*What is being asked*. Omit every picture while repeating the entries exactly.

[Dataset records on visual material]
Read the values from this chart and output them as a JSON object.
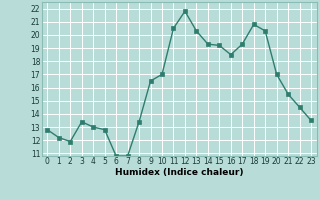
{
  "title": "",
  "x": [
    0,
    1,
    2,
    3,
    4,
    5,
    6,
    7,
    8,
    9,
    10,
    11,
    12,
    13,
    14,
    15,
    16,
    17,
    18,
    19,
    20,
    21,
    22,
    23
  ],
  "y": [
    12.8,
    12.2,
    11.9,
    13.4,
    13.0,
    12.8,
    10.8,
    10.8,
    13.4,
    16.5,
    17.0,
    20.5,
    21.8,
    20.3,
    19.3,
    19.2,
    18.5,
    19.3,
    20.8,
    20.3,
    17.0,
    15.5,
    14.5,
    13.5
  ],
  "xlabel": "Humidex (Indice chaleur)",
  "xlim": [
    -0.5,
    23.5
  ],
  "ylim": [
    10.8,
    22.5
  ],
  "yticks": [
    11,
    12,
    13,
    14,
    15,
    16,
    17,
    18,
    19,
    20,
    21,
    22
  ],
  "xticks": [
    0,
    1,
    2,
    3,
    4,
    5,
    6,
    7,
    8,
    9,
    10,
    11,
    12,
    13,
    14,
    15,
    16,
    17,
    18,
    19,
    20,
    21,
    22,
    23
  ],
  "line_color": "#2e7d6e",
  "marker_color": "#2e7d6e",
  "bg_color": "#b8ddd8",
  "grid_color": "#ffffff",
  "spine_color": "#8abbb5",
  "tick_label_color": "#1a3a36",
  "xlabel_color": "#000000",
  "marker_size": 2.5,
  "line_width": 1.0,
  "tick_fontsize": 5.5,
  "xlabel_fontsize": 6.5
}
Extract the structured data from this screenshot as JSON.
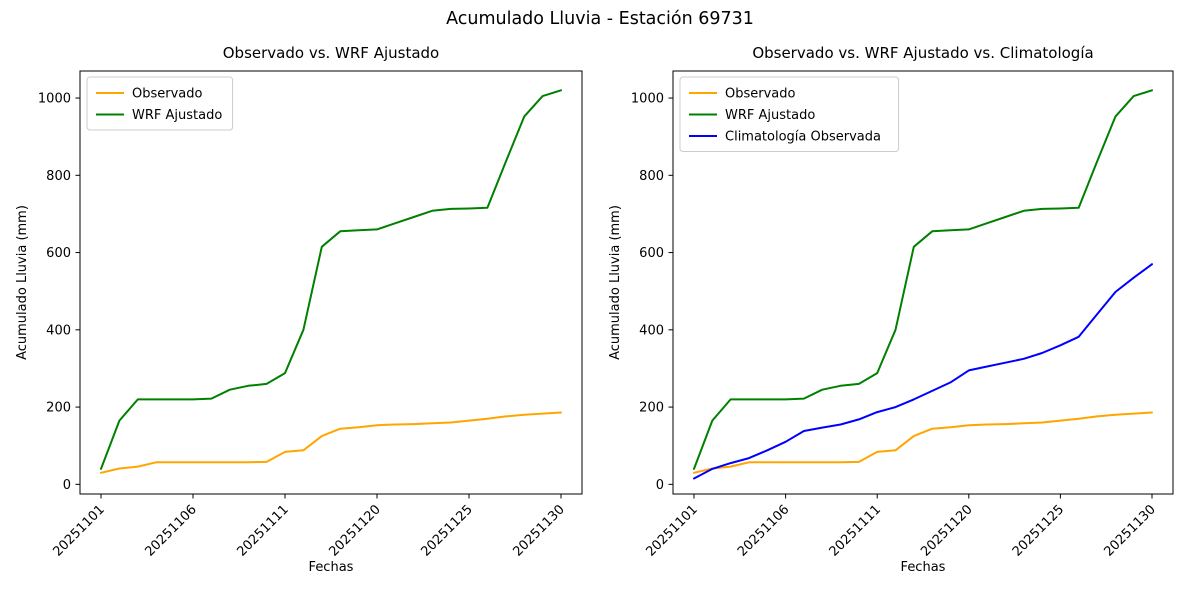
{
  "figure": {
    "title": "Acumulado Lluvia - Estación 69731",
    "background_color": "#ffffff",
    "text_color": "#000000",
    "series_colors": {
      "observado": "#FFA500",
      "wrf_ajustado": "#008000",
      "climatologia_observada": "#0000FF"
    }
  },
  "chart_data": [
    {
      "type": "line",
      "title": "Observado vs. WRF Ajustado",
      "xlabel": "Fechas",
      "ylabel": "Acumulado Lluvia (mm)",
      "ylim": [
        -25,
        1070
      ],
      "y_ticks": [
        0,
        200,
        400,
        600,
        800,
        1000
      ],
      "n_points": 26,
      "x_ticks": [
        {
          "index": 0,
          "label": "20251101"
        },
        {
          "index": 5,
          "label": "20251106"
        },
        {
          "index": 10,
          "label": "20251111"
        },
        {
          "index": 15,
          "label": "20251120"
        },
        {
          "index": 20,
          "label": "20251125"
        },
        {
          "index": 25,
          "label": "20251130"
        }
      ],
      "grid": false,
      "legend_position": "upper-left",
      "series": [
        {
          "name": "Observado",
          "color": "#FFA500",
          "values": [
            30,
            41,
            46,
            57,
            57,
            57,
            57,
            57,
            57,
            58,
            84,
            88,
            125,
            144,
            148,
            153,
            155,
            156,
            158,
            160,
            165,
            170,
            176,
            180,
            183,
            186
          ]
        },
        {
          "name": "WRF Ajustado",
          "color": "#008000",
          "values": [
            40,
            165,
            220,
            220,
            220,
            220,
            222,
            245,
            255,
            260,
            288,
            400,
            615,
            655,
            658,
            660,
            676,
            692,
            708,
            713,
            714,
            716,
            835,
            952,
            1005,
            1020
          ]
        }
      ]
    },
    {
      "type": "line",
      "title": "Observado vs. WRF Ajustado vs. Climatología",
      "xlabel": "Fechas",
      "ylabel": "Acumulado Lluvia (mm)",
      "ylim": [
        -25,
        1070
      ],
      "y_ticks": [
        0,
        200,
        400,
        600,
        800,
        1000
      ],
      "n_points": 26,
      "x_ticks": [
        {
          "index": 0,
          "label": "20251101"
        },
        {
          "index": 5,
          "label": "20251106"
        },
        {
          "index": 10,
          "label": "20251111"
        },
        {
          "index": 15,
          "label": "20251120"
        },
        {
          "index": 20,
          "label": "20251125"
        },
        {
          "index": 25,
          "label": "20251130"
        }
      ],
      "grid": false,
      "legend_position": "upper-left",
      "series": [
        {
          "name": "Observado",
          "color": "#FFA500",
          "values": [
            30,
            41,
            46,
            57,
            57,
            57,
            57,
            57,
            57,
            58,
            84,
            88,
            125,
            144,
            148,
            153,
            155,
            156,
            158,
            160,
            165,
            170,
            176,
            180,
            183,
            186
          ]
        },
        {
          "name": "WRF Ajustado",
          "color": "#008000",
          "values": [
            40,
            165,
            220,
            220,
            220,
            220,
            222,
            245,
            255,
            260,
            288,
            400,
            615,
            655,
            658,
            660,
            676,
            692,
            708,
            713,
            714,
            716,
            835,
            952,
            1005,
            1020
          ]
        },
        {
          "name": "Climatología Observada",
          "color": "#0000FF",
          "values": [
            15,
            40,
            55,
            68,
            88,
            110,
            138,
            147,
            155,
            168,
            187,
            200,
            220,
            242,
            264,
            295,
            305,
            315,
            325,
            340,
            360,
            382,
            440,
            498,
            535,
            570
          ]
        }
      ]
    }
  ]
}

*Exercise response*.
Read the values from this chart and output them as a JSON object.
{
  "title": "",
  "x": [
    0,
    1,
    2,
    3,
    4,
    5,
    6,
    7,
    8,
    9,
    10,
    11,
    12,
    13,
    14,
    15,
    16,
    17,
    18,
    19,
    20,
    21,
    22,
    23
  ],
  "y": [
    12.8,
    12.2,
    11.9,
    13.4,
    13.0,
    12.8,
    10.8,
    10.8,
    13.4,
    16.5,
    17.0,
    20.5,
    21.8,
    20.3,
    19.3,
    19.2,
    18.5,
    19.3,
    20.8,
    20.3,
    17.0,
    15.5,
    14.5,
    13.5
  ],
  "xlabel": "Humidex (Indice chaleur)",
  "xlim": [
    -0.5,
    23.5
  ],
  "ylim": [
    10.8,
    22.5
  ],
  "yticks": [
    11,
    12,
    13,
    14,
    15,
    16,
    17,
    18,
    19,
    20,
    21,
    22
  ],
  "xticks": [
    0,
    1,
    2,
    3,
    4,
    5,
    6,
    7,
    8,
    9,
    10,
    11,
    12,
    13,
    14,
    15,
    16,
    17,
    18,
    19,
    20,
    21,
    22,
    23
  ],
  "line_color": "#2e7d6e",
  "marker_color": "#2e7d6e",
  "bg_color": "#b8ddd8",
  "grid_color": "#ffffff",
  "spine_color": "#8abbb5",
  "tick_label_color": "#1a3a36",
  "xlabel_color": "#000000",
  "marker_size": 2.5,
  "line_width": 1.0,
  "tick_fontsize": 5.5,
  "xlabel_fontsize": 6.5
}
Extract the structured data from this screenshot as JSON.
{
  "figure": {
    "title": "Acumulado Lluvia - Estación 69731",
    "background_color": "#ffffff",
    "text_color": "#000000",
    "series_colors": {
      "observado": "#FFA500",
      "wrf_ajustado": "#008000",
      "climatologia_observada": "#0000FF"
    }
  },
  "chart_data": [
    {
      "type": "line",
      "title": "Observado vs. WRF Ajustado",
      "xlabel": "Fechas",
      "ylabel": "Acumulado Lluvia (mm)",
      "ylim": [
        -25,
        1070
      ],
      "y_ticks": [
        0,
        200,
        400,
        600,
        800,
        1000
      ],
      "n_points": 26,
      "x_ticks": [
        {
          "index": 0,
          "label": "20251101"
        },
        {
          "index": 5,
          "label": "20251106"
        },
        {
          "index": 10,
          "label": "20251111"
        },
        {
          "index": 15,
          "label": "20251120"
        },
        {
          "index": 20,
          "label": "20251125"
        },
        {
          "index": 25,
          "label": "20251130"
        }
      ],
      "grid": false,
      "legend_position": "upper-left",
      "series": [
        {
          "name": "Observado",
          "color": "#FFA500",
          "values": [
            30,
            41,
            46,
            57,
            57,
            57,
            57,
            57,
            57,
            58,
            84,
            88,
            125,
            144,
            148,
            153,
            155,
            156,
            158,
            160,
            165,
            170,
            176,
            180,
            183,
            186
          ]
        },
        {
          "name": "WRF Ajustado",
          "color": "#008000",
          "values": [
            40,
            165,
            220,
            220,
            220,
            220,
            222,
            245,
            255,
            260,
            288,
            400,
            615,
            655,
            658,
            660,
            676,
            692,
            708,
            713,
            714,
            716,
            835,
            952,
            1005,
            1020
          ]
        }
      ]
    },
    {
      "type": "line",
      "title": "Observado vs. WRF Ajustado vs. Climatología",
      "xlabel": "Fechas",
      "ylabel": "Acumulado Lluvia (mm)",
      "ylim": [
        -25,
        1070
      ],
      "y_ticks": [
        0,
        200,
        400,
        600,
        800,
        1000
      ],
      "n_points": 26,
      "x_ticks": [
        {
          "index": 0,
          "label": "20251101"
        },
        {
          "index": 5,
          "label": "20251106"
        },
        {
          "index": 10,
          "label": "20251111"
        },
        {
          "index": 15,
          "label": "20251120"
        },
        {
          "index": 20,
          "label": "20251125"
        },
        {
          "index": 25,
          "label": "20251130"
        }
      ],
      "grid": false,
      "legend_position": "upper-left",
      "series": [
        {
          "name": "Observado",
          "color": "#FFA500",
          "values": [
            30,
            41,
            46,
            57,
            57,
            57,
            57,
            57,
            57,
            58,
            84,
            88,
            125,
            144,
            148,
            153,
            155,
            156,
            158,
            160,
            165,
            170,
            176,
            180,
            183,
            186
          ]
        },
        {
          "name": "WRF Ajustado",
          "color": "#008000",
          "values": [
            40,
            165,
            220,
            220,
            220,
            220,
            222,
            245,
            255,
            260,
            288,
            400,
            615,
            655,
            658,
            660,
            676,
            692,
            708,
            713,
            714,
            716,
            835,
            952,
            1005,
            1020
          ]
        },
        {
          "name": "Climatología Observada",
          "color": "#0000FF",
          "values": [
            15,
            40,
            55,
            68,
            88,
            110,
            138,
            147,
            155,
            168,
            187,
            200,
            220,
            242,
            264,
            295,
            305,
            315,
            325,
            340,
            360,
            382,
            440,
            498,
            535,
            570
          ]
        }
      ]
    }
  ]
}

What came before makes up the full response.